Records about charts and figures:
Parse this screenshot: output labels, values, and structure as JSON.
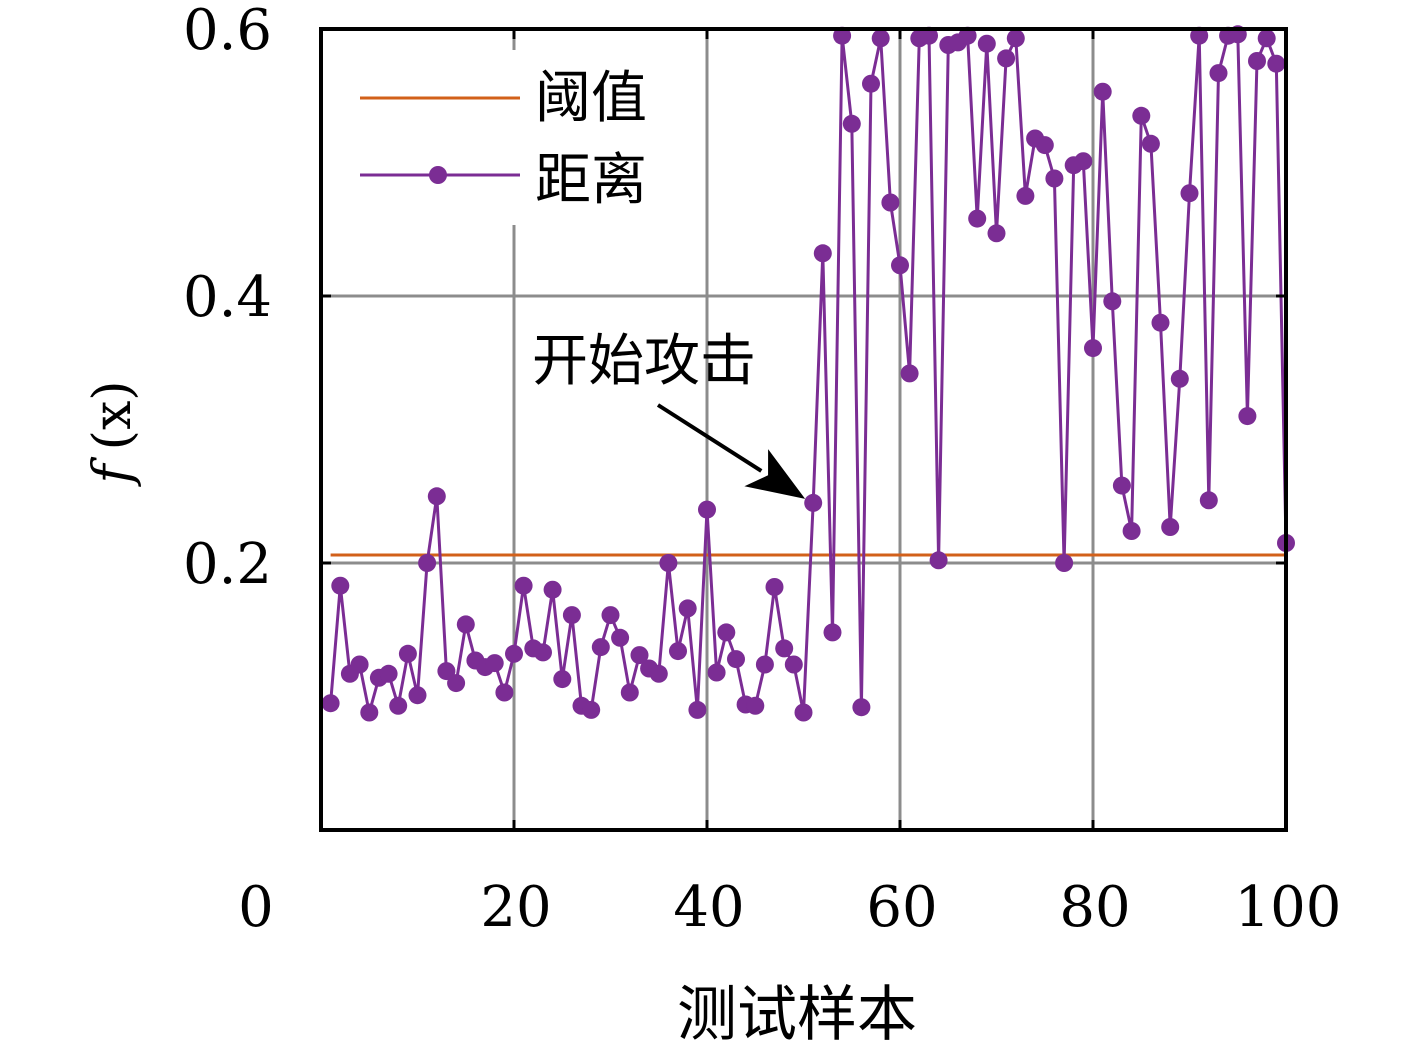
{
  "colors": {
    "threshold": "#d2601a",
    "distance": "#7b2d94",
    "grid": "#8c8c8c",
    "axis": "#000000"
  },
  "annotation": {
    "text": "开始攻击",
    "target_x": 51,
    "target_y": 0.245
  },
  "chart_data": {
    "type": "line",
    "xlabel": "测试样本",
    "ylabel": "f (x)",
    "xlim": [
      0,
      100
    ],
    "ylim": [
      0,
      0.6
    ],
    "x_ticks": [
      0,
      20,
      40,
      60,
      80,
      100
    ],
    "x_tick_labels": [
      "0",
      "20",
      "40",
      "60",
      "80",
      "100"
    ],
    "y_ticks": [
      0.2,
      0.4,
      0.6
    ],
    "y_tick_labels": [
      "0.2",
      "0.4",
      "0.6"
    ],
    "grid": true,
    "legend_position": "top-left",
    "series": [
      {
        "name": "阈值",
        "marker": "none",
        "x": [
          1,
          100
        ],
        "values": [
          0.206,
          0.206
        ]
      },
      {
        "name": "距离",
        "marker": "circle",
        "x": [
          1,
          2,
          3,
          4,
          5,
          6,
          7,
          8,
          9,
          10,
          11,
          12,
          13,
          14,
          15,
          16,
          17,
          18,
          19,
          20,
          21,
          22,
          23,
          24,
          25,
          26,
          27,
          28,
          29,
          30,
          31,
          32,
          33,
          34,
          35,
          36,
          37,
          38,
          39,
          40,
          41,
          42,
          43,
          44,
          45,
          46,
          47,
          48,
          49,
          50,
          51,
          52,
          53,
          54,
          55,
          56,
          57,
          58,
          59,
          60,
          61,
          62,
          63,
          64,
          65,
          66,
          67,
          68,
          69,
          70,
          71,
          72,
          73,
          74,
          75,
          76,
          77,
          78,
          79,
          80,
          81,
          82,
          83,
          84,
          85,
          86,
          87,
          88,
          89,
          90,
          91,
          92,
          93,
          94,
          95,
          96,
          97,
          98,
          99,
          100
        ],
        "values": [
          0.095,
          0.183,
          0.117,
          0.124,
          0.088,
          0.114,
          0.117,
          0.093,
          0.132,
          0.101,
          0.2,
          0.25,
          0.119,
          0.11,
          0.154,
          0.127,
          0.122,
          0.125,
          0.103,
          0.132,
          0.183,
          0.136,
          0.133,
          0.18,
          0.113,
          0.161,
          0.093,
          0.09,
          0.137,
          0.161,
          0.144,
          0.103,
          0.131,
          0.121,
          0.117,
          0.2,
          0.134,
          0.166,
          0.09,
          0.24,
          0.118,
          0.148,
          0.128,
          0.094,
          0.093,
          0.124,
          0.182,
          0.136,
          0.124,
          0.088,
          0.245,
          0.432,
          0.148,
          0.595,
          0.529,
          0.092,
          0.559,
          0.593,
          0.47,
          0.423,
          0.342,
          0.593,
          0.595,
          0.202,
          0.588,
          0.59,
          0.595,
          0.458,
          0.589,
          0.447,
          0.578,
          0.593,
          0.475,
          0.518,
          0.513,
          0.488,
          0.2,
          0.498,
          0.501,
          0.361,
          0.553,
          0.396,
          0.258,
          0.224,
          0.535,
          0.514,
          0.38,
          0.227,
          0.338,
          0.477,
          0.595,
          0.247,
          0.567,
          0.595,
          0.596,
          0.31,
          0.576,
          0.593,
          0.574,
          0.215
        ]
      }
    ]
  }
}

Aim of the task: Restate the data above exactly, stripping out each image.

Answer to the exercise:
Parse this screenshot: output labels, values, and structure as JSON.
{
  "colors": {
    "threshold": "#d2601a",
    "distance": "#7b2d94",
    "grid": "#8c8c8c",
    "axis": "#000000"
  },
  "annotation": {
    "text": "开始攻击",
    "target_x": 51,
    "target_y": 0.245
  },
  "chart_data": {
    "type": "line",
    "xlabel": "测试样本",
    "ylabel": "f (x)",
    "xlim": [
      0,
      100
    ],
    "ylim": [
      0,
      0.6
    ],
    "x_ticks": [
      0,
      20,
      40,
      60,
      80,
      100
    ],
    "x_tick_labels": [
      "0",
      "20",
      "40",
      "60",
      "80",
      "100"
    ],
    "y_ticks": [
      0.2,
      0.4,
      0.6
    ],
    "y_tick_labels": [
      "0.2",
      "0.4",
      "0.6"
    ],
    "grid": true,
    "legend_position": "top-left",
    "series": [
      {
        "name": "阈值",
        "marker": "none",
        "x": [
          1,
          100
        ],
        "values": [
          0.206,
          0.206
        ]
      },
      {
        "name": "距离",
        "marker": "circle",
        "x": [
          1,
          2,
          3,
          4,
          5,
          6,
          7,
          8,
          9,
          10,
          11,
          12,
          13,
          14,
          15,
          16,
          17,
          18,
          19,
          20,
          21,
          22,
          23,
          24,
          25,
          26,
          27,
          28,
          29,
          30,
          31,
          32,
          33,
          34,
          35,
          36,
          37,
          38,
          39,
          40,
          41,
          42,
          43,
          44,
          45,
          46,
          47,
          48,
          49,
          50,
          51,
          52,
          53,
          54,
          55,
          56,
          57,
          58,
          59,
          60,
          61,
          62,
          63,
          64,
          65,
          66,
          67,
          68,
          69,
          70,
          71,
          72,
          73,
          74,
          75,
          76,
          77,
          78,
          79,
          80,
          81,
          82,
          83,
          84,
          85,
          86,
          87,
          88,
          89,
          90,
          91,
          92,
          93,
          94,
          95,
          96,
          97,
          98,
          99,
          100
        ],
        "values": [
          0.095,
          0.183,
          0.117,
          0.124,
          0.088,
          0.114,
          0.117,
          0.093,
          0.132,
          0.101,
          0.2,
          0.25,
          0.119,
          0.11,
          0.154,
          0.127,
          0.122,
          0.125,
          0.103,
          0.132,
          0.183,
          0.136,
          0.133,
          0.18,
          0.113,
          0.161,
          0.093,
          0.09,
          0.137,
          0.161,
          0.144,
          0.103,
          0.131,
          0.121,
          0.117,
          0.2,
          0.134,
          0.166,
          0.09,
          0.24,
          0.118,
          0.148,
          0.128,
          0.094,
          0.093,
          0.124,
          0.182,
          0.136,
          0.124,
          0.088,
          0.245,
          0.432,
          0.148,
          0.595,
          0.529,
          0.092,
          0.559,
          0.593,
          0.47,
          0.423,
          0.342,
          0.593,
          0.595,
          0.202,
          0.588,
          0.59,
          0.595,
          0.458,
          0.589,
          0.447,
          0.578,
          0.593,
          0.475,
          0.518,
          0.513,
          0.488,
          0.2,
          0.498,
          0.501,
          0.361,
          0.553,
          0.396,
          0.258,
          0.224,
          0.535,
          0.514,
          0.38,
          0.227,
          0.338,
          0.477,
          0.595,
          0.247,
          0.567,
          0.595,
          0.596,
          0.31,
          0.576,
          0.593,
          0.574,
          0.215
        ]
      }
    ]
  }
}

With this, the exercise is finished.